▶ [YOUR INSTRUCTIONS]:
Copy out the stretch from the line containing "Give bounding boxes" through the line containing "data-point [475,325,484,334]", both included, without any changes. Leave the pictures out.

▶ [TASK INPUT]:
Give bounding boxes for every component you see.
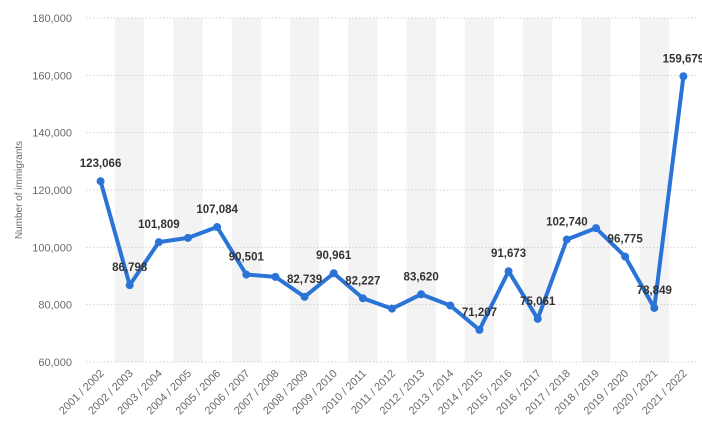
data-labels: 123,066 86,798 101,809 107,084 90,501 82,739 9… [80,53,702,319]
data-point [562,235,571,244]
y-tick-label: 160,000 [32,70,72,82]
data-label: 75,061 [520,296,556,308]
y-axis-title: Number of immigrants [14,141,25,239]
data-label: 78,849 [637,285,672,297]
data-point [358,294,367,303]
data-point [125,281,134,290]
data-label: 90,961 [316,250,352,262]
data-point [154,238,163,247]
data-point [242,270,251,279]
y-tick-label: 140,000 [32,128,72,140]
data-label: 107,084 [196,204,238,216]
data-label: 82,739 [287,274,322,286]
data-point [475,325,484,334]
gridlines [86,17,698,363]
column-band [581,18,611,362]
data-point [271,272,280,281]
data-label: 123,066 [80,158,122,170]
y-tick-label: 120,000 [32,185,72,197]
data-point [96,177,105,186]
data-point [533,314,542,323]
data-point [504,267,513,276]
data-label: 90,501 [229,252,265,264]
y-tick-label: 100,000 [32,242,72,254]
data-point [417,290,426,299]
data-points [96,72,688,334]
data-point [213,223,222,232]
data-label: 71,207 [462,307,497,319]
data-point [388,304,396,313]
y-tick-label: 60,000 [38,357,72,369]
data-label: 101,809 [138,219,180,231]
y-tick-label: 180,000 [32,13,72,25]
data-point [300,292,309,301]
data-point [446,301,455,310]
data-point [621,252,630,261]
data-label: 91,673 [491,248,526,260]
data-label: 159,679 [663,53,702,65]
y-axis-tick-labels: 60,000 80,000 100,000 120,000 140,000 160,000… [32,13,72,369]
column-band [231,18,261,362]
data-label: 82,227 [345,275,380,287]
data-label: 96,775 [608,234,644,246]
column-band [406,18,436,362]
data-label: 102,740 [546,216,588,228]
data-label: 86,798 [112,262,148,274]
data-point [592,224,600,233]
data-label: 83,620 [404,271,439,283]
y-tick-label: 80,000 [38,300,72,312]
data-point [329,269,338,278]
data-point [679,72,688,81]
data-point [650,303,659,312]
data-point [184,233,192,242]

==

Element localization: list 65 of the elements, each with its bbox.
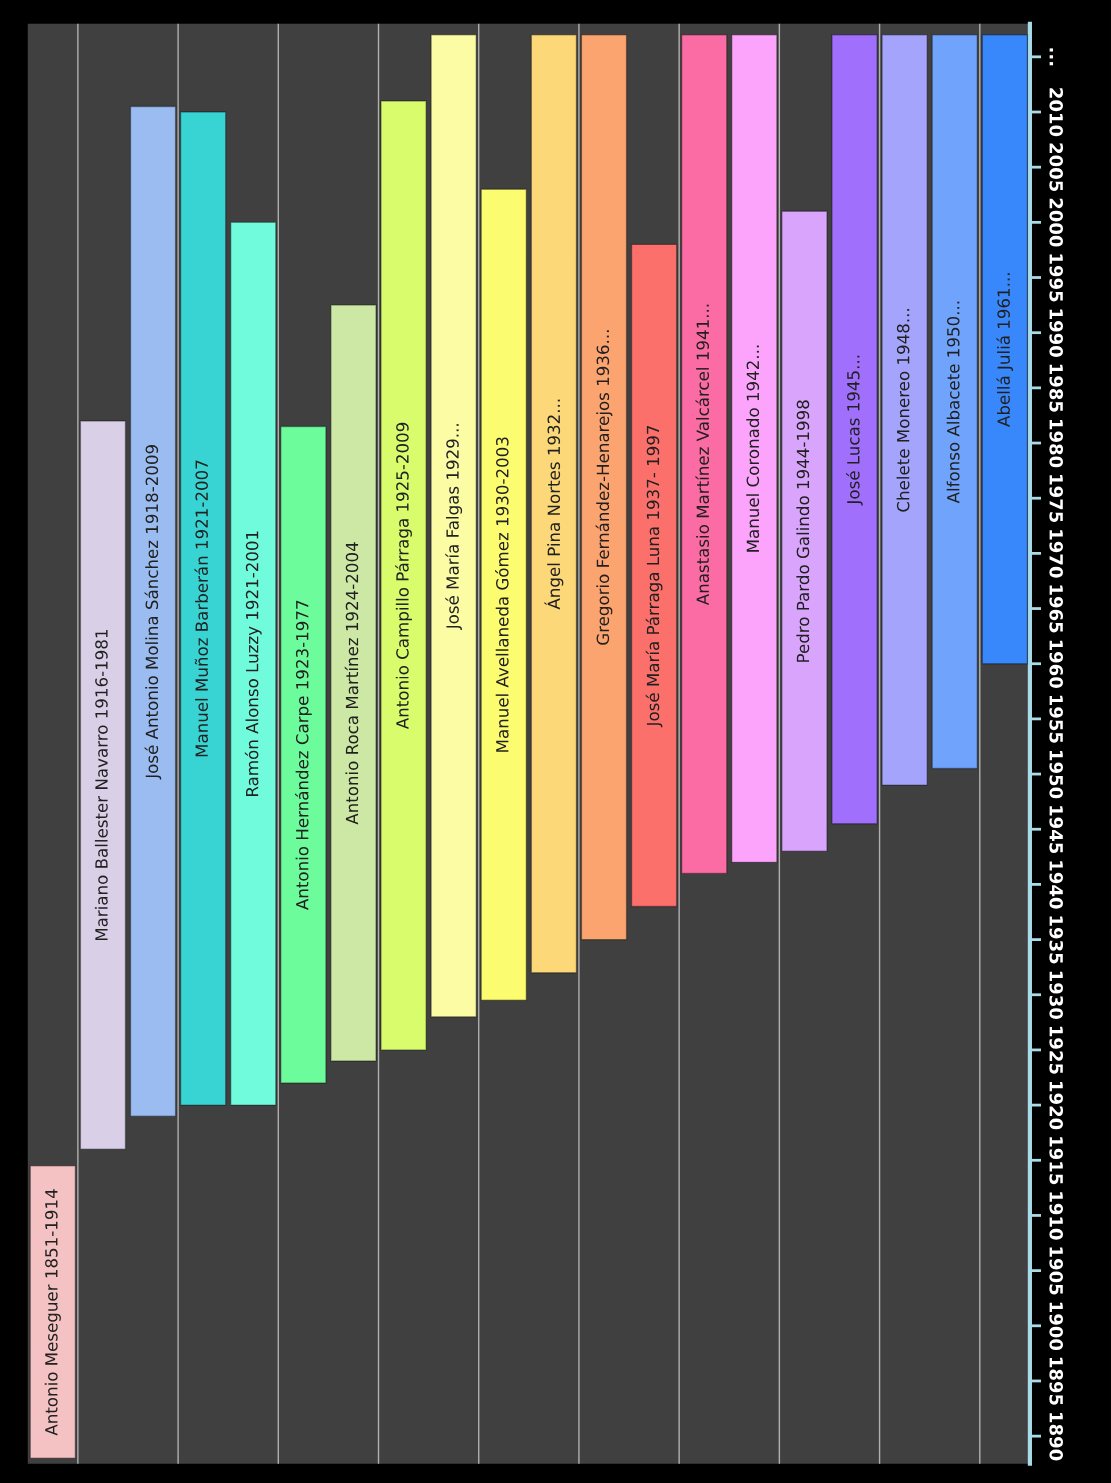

--

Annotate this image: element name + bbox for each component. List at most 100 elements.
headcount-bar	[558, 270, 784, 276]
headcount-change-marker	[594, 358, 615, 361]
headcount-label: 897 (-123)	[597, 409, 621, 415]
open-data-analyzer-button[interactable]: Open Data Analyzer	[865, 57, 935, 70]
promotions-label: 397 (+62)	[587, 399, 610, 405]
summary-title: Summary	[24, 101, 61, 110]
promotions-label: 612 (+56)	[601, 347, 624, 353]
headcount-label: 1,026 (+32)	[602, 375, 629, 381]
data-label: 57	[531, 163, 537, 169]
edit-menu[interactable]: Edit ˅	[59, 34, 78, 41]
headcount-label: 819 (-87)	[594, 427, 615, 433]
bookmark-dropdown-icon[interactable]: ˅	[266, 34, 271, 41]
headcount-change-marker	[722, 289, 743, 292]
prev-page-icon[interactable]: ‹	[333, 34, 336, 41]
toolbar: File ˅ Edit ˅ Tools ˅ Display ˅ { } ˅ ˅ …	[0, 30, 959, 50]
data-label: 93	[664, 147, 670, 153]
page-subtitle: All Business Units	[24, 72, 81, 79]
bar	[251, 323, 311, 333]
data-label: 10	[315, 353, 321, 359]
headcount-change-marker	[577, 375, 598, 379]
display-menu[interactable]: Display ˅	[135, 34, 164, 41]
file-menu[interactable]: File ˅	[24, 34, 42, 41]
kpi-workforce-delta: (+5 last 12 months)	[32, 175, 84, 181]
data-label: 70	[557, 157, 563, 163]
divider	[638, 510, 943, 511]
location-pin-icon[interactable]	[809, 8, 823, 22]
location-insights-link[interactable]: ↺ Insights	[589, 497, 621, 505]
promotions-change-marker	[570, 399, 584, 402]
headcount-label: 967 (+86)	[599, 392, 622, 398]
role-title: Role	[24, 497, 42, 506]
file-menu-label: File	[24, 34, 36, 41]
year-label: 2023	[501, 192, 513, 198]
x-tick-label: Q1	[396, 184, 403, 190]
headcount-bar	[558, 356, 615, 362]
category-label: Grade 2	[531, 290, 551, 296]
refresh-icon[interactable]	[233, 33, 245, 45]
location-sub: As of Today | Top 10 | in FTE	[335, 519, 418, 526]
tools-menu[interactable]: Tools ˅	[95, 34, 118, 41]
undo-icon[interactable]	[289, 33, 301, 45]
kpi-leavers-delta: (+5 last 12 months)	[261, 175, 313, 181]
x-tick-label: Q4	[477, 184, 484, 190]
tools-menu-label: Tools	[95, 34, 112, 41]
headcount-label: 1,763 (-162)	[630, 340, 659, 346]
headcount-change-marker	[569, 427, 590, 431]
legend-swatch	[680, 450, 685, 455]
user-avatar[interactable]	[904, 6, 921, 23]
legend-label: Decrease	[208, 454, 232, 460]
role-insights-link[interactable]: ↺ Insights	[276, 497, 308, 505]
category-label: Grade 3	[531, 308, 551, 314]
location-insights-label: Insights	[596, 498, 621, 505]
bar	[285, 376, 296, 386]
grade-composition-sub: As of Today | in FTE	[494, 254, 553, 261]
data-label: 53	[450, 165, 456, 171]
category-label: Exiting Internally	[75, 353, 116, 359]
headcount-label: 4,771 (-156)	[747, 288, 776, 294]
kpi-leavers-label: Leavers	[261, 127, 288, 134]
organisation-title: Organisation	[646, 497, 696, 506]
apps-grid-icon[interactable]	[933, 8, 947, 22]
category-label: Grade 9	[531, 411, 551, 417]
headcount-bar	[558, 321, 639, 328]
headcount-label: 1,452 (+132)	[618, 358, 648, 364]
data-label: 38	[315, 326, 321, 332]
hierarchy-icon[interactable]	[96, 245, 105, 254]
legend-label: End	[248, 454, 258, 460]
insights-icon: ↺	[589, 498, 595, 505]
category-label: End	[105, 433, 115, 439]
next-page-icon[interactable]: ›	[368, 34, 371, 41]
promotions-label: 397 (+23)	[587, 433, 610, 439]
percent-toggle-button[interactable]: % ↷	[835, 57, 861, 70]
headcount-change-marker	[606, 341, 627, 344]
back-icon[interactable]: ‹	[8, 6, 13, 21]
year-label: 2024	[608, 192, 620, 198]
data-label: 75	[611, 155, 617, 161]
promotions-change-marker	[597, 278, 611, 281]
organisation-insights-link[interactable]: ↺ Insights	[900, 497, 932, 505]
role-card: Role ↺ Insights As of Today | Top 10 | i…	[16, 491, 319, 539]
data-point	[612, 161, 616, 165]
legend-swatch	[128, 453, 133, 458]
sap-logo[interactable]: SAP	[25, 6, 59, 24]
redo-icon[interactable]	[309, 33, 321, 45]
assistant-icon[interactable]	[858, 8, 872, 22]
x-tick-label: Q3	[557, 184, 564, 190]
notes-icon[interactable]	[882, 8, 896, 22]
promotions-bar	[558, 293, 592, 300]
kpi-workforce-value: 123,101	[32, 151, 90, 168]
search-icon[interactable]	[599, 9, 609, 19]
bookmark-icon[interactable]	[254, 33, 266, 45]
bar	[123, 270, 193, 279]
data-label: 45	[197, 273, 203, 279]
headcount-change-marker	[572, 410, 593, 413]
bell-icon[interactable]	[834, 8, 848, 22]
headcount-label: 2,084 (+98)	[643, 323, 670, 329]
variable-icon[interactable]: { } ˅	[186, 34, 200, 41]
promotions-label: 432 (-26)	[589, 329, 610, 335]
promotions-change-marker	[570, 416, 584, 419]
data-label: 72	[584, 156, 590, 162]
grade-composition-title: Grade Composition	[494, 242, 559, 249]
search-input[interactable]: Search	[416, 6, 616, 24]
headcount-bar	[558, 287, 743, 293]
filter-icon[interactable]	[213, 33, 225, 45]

▶ [WRITTEN SOLUTION]:
Give bounding boxes for every component you see.
data-labels: 123,066 86,798 101,809 107,084 90,501 82,739 9… [80,53,702,319]
data-point [562,235,571,244]
y-tick-label: 160,000 [32,70,72,82]
data-label: 75,061 [520,296,556,308]
y-axis-title: Number of immigrants [14,141,25,239]
data-label: 78,849 [637,285,672,297]
data-point [358,294,367,303]
data-point [125,281,134,290]
data-label: 90,961 [316,250,352,262]
data-point [154,238,163,247]
data-point [242,270,251,279]
y-tick-label: 140,000 [32,128,72,140]
data-label: 107,084 [196,204,238,216]
data-label: 82,739 [287,274,322,286]
data-point [475,325,484,334]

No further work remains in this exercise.